What to produce:
Lines holding the string "Route" are the ones to copy; find them all in the data.

Dataset items
———

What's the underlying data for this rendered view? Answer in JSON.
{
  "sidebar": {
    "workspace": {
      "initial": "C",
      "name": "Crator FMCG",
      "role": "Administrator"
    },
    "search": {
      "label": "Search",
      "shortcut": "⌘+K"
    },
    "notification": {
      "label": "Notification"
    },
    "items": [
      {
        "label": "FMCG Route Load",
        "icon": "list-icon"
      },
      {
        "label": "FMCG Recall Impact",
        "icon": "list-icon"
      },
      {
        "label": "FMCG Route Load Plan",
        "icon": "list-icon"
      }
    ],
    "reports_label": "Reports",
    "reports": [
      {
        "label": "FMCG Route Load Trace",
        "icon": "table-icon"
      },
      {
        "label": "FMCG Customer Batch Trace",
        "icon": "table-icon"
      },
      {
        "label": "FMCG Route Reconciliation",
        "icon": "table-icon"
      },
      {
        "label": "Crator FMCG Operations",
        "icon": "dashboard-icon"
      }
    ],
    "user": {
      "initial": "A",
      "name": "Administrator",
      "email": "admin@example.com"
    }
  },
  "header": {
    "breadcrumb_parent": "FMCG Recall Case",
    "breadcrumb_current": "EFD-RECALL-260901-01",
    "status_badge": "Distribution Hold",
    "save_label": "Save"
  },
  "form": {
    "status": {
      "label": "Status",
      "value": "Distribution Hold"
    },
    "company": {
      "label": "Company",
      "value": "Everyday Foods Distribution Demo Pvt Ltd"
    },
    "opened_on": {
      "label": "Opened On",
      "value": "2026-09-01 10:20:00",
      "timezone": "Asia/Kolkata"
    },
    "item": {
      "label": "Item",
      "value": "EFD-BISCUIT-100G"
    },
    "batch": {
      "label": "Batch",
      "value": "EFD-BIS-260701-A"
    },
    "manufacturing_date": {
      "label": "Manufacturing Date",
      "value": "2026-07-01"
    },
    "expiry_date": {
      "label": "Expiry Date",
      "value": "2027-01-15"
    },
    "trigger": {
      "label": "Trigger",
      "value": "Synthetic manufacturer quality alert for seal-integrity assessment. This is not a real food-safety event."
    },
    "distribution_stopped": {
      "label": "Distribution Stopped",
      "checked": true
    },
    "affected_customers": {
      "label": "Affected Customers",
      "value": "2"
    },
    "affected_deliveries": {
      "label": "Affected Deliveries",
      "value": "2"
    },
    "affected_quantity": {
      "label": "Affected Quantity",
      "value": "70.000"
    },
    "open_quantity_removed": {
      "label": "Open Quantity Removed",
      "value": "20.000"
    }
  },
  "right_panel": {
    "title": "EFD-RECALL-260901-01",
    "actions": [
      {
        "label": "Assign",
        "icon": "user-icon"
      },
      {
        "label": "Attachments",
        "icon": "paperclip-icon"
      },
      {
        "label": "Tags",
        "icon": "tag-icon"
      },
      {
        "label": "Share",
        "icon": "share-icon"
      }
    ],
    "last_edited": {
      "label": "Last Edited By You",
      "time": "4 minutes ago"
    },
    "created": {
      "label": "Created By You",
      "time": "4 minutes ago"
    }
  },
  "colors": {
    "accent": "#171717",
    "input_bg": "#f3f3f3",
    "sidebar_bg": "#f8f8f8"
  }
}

———

Final result:
        "label": "FMCG Route Load",
        "label": "FMCG Route Load Plan",
        "label": "FMCG Route Load Trace",
        "label": "FMCG Route Reconciliation",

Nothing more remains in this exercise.